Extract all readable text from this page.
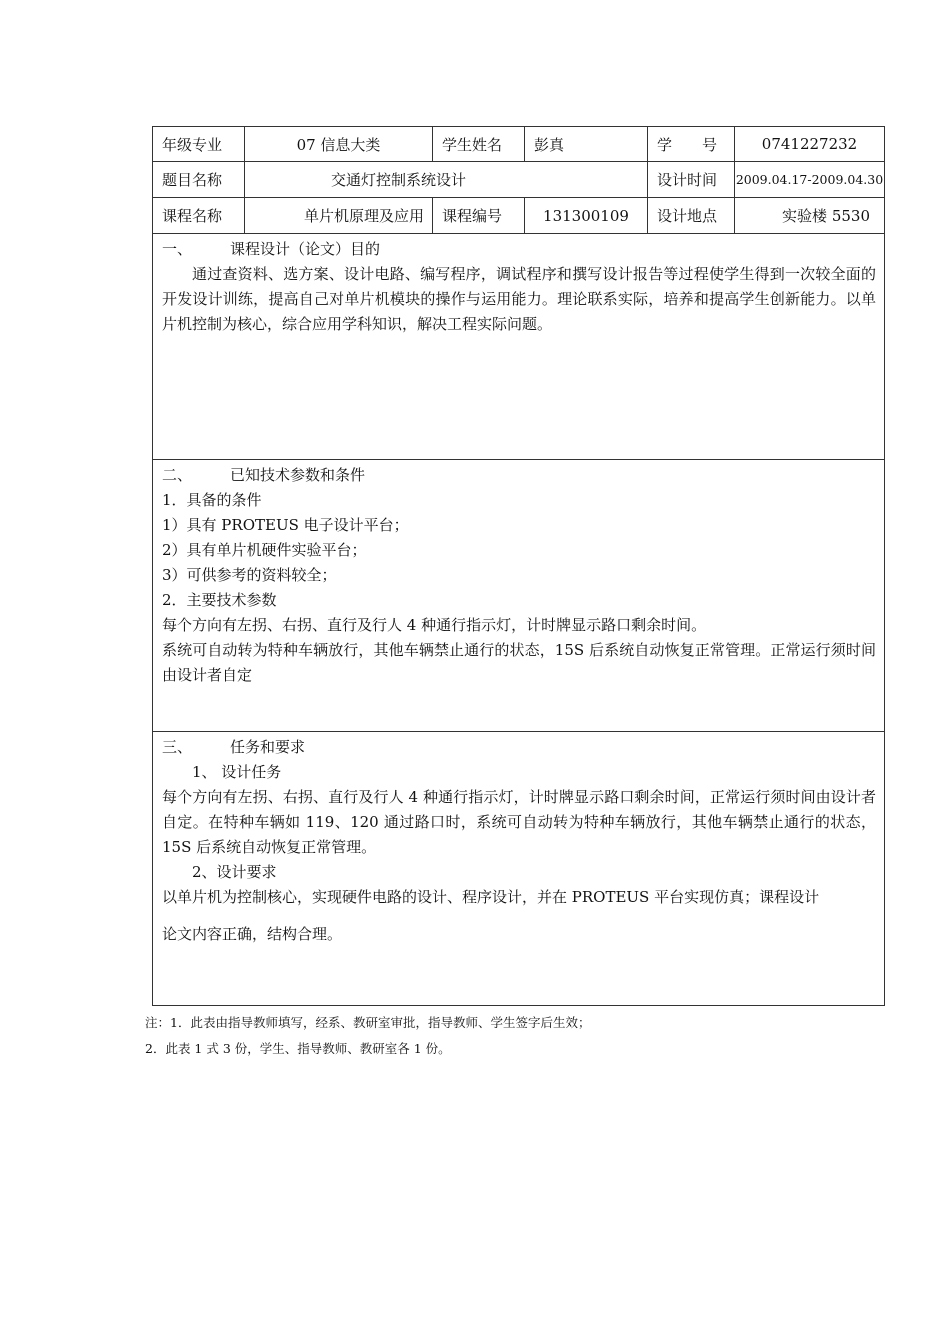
年级专业	07 信息大类	学生姓名	彭真	学　　号	0741227232
题目名称	交通灯控制系统设计	设计时间	2009.04.17-2009.04.30
课程名称	单片机原理及应用	课程编号	131300109	设计地点	实验楼 5530
一、	课程设计（论文）目的

通过查资料、选方案、设计电路、编写程序，调试程序和撰写设计报告等过程使学生得到一次较全面的开发设计训练，提高自己对单片机模块的操作与运用能力。理论联系实际，培养和提高学生创新能力。以单片机控制为核心，综合应用学科知识，解决工程实际问题。

二、	已知技术参数和条件

1．具备的条件

1）具有 PROTEUS 电子设计平台；

2）具有单片机硬件实验平台；

3）可供参考的资料较全；

2．主要技术参数

每个方向有左拐、右拐、直行及行人 4 种通行指示灯，计时牌显示路口剩余时间。

系统可自动转为特种车辆放行，其他车辆禁止通行的状态，15S 后系统自动恢复正常管理。正常运行须时间由设计者自定

三、	任务和要求

1、 设计任务

每个方向有左拐、右拐、直行及行人 4 种通行指示灯，计时牌显示路口剩余时间，正常运行须时间由设计者自定。在特种车辆如 119、120 通过路口时，系统可自动转为特种车辆放行，其他车辆禁止通行的状态，15S 后系统自动恢复正常管理。

2、设计要求

以单片机为控制核心，实现硬件电路的设计、程序设计，并在 PROTEUS 平台实现仿真；课程设计

论文内容正确，结构合理。

注：1．此表由指导教师填写，经系、教研室审批，指导教师、学生签字后生效；
2．此表 1 式 3 份，学生、指导教师、教研室各 1 份。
-*-
*What needs to be done:* Your job is to transcribe the entries above exactly; skip the pictures.

*Expected answer:*
Extract all readable text from this page.
年级专业	07 信息大类	学生姓名	彭真	学　　号	0741227232
题目名称	交通灯控制系统设计	设计时间	2009.04.17-2009.04.30
课程名称	单片机原理及应用	课程编号	131300109	设计地点	实验楼 5530
一、	课程设计（论文）目的

通过查资料、选方案、设计电路、编写程序，调试程序和撰写设计报告等过程使学生得到一次较全面的开发设计训练，提高自己对单片机模块的操作与运用能力。理论联系实际，培养和提高学生创新能力。以单片机控制为核心，综合应用学科知识，解决工程实际问题。

二、	已知技术参数和条件

1．具备的条件

1）具有 PROTEUS 电子设计平台；

2）具有单片机硬件实验平台；

3）可供参考的资料较全；

2．主要技术参数

每个方向有左拐、右拐、直行及行人 4 种通行指示灯，计时牌显示路口剩余时间。

系统可自动转为特种车辆放行，其他车辆禁止通行的状态，15S 后系统自动恢复正常管理。正常运行须时间由设计者自定

三、	任务和要求

1、 设计任务

每个方向有左拐、右拐、直行及行人 4 种通行指示灯，计时牌显示路口剩余时间，正常运行须时间由设计者自定。在特种车辆如 119、120 通过路口时，系统可自动转为特种车辆放行，其他车辆禁止通行的状态，15S 后系统自动恢复正常管理。

2、设计要求

以单片机为控制核心，实现硬件电路的设计、程序设计，并在 PROTEUS 平台实现仿真；课程设计

论文内容正确，结构合理。

注：1．此表由指导教师填写，经系、教研室审批，指导教师、学生签字后生效；
2．此表 1 式 3 份，学生、指导教师、教研室各 1 份。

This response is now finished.